- [DIRECTIONS FOR THIS TASK]:
Write the data out again exactly, dropping any images it holds.

- [MATERIAL FOR THIS EXERCISE]:
□ □ □ □ □ □ □

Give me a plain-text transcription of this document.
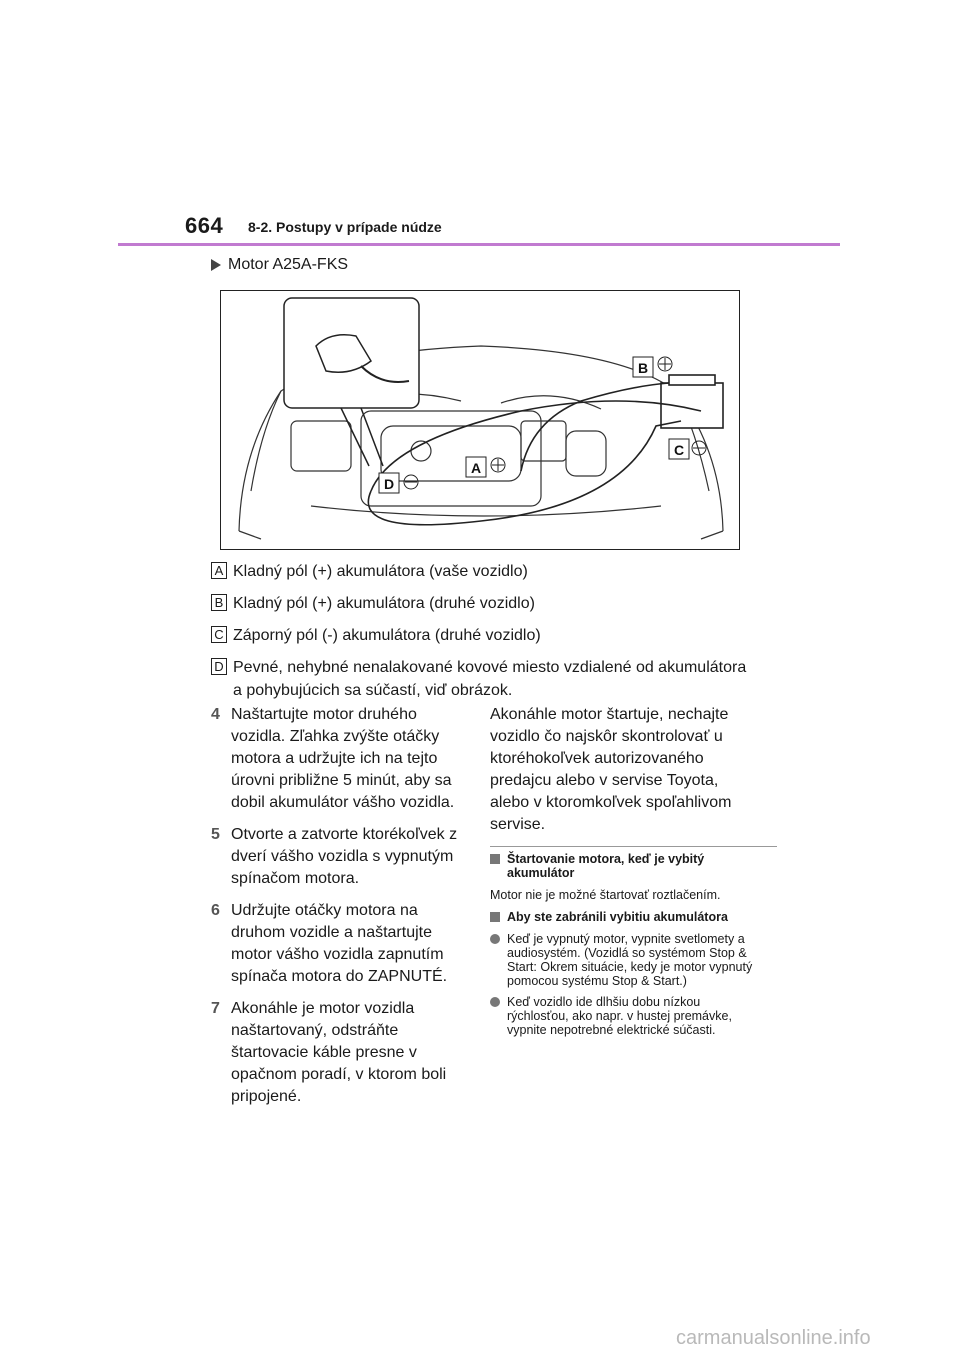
664 8-2. Postupy v prípade núdze
Motor A25A-FKS
B
C
A
D
A Kladný pól (+) akumulátora (vaše vozidlo)
B Kladný pól (+) akumulátora (druhé vozidlo)
C Záporný pól (-) akumulátora (druhé vozidlo)
D Pevné, nehybné nenalakované kovové miesto vzdialené od akumulátora a pohybujúcich sa súčastí, viď obrázok.
4 Naštartujte motor druhého vozidla. Zľahka zvýšte otáčky motora a udržujte ich na tejto úrovni približne 5 minút, aby sa dobil akumulátor vášho vozidla.
5 Otvorte a zatvorte ktorékoľvek z dverí vášho vozidla s vypnutým spínačom motora.
6 Udržujte otáčky motora na druhom vozidle a naštartujte motor vášho vozidla zapnutím spínača motora do ZAPNUTÉ.
7 Akonáhle je motor vozidla naštartovaný, odstráňte štartovacie káble presne v opačnom poradí, v ktorom boli pripojené.

Akonáhle motor štartuje, nechajte vozidlo čo najskôr skontrolovať u ktoréhokoľvek autorizovaného predajcu alebo v servise Toyota, alebo v ktoromkoľvek spoľahlivom servise.

Štartovanie motora, keď je vybitý akumulátor
Motor nie je možné štartovať roztlačením.
Aby ste zabránili vybitiu akumulátora
Keď je vypnutý motor, vypnite svetlomety a audiosystém. (Vozidlá so systémom Stop & Start: Okrem situácie, kedy je motor vypnutý pomocou systému Stop & Start.)
Keď vozidlo ide dlhšiu dobu nízkou rýchlosťou, ako napr. v hustej premávke, vypnite nepotrebné elektrické súčasti.
carmanualsonline.info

□ □ □ □ □ □ □

- [COMPLETED TASK]:
Give me a plain-text transcription of this document.
664 8-2. Postupy v prípade núdze
Motor A25A-FKS
B
C
A
D
A Kladný pól (+) akumulátora (vaše vozidlo)
B Kladný pól (+) akumulátora (druhé vozidlo)
C Záporný pól (-) akumulátora (druhé vozidlo)
D Pevné, nehybné nenalakované kovové miesto vzdialené od akumulátora a pohybujúcich sa súčastí, viď obrázok.
4 Naštartujte motor druhého vozidla. Zľahka zvýšte otáčky motora a udržujte ich na tejto úrovni približne 5 minút, aby sa dobil akumulátor vášho vozidla.
5 Otvorte a zatvorte ktorékoľvek z dverí vášho vozidla s vypnutým spínačom motora.
6 Udržujte otáčky motora na druhom vozidle a naštartujte motor vášho vozidla zapnutím spínača motora do ZAPNUTÉ.
7 Akonáhle je motor vozidla naštartovaný, odstráňte štartovacie káble presne v opačnom poradí, v ktorom boli pripojené.

Akonáhle motor štartuje, nechajte vozidlo čo najskôr skontrolovať u ktoréhokoľvek autorizovaného predajcu alebo v servise Toyota, alebo v ktoromkoľvek spoľahlivom servise.

Štartovanie motora, keď je vybitý akumulátor
Motor nie je možné štartovať roztlačením.
Aby ste zabránili vybitiu akumulátora
Keď je vypnutý motor, vypnite svetlomety a audiosystém. (Vozidlá so systémom Stop & Start: Okrem situácie, kedy je motor vypnutý pomocou systému Stop & Start.)
Keď vozidlo ide dlhšiu dobu nízkou rýchlosťou, ako napr. v hustej premávke, vypnite nepotrebné elektrické súčasti.
carmanualsonline.info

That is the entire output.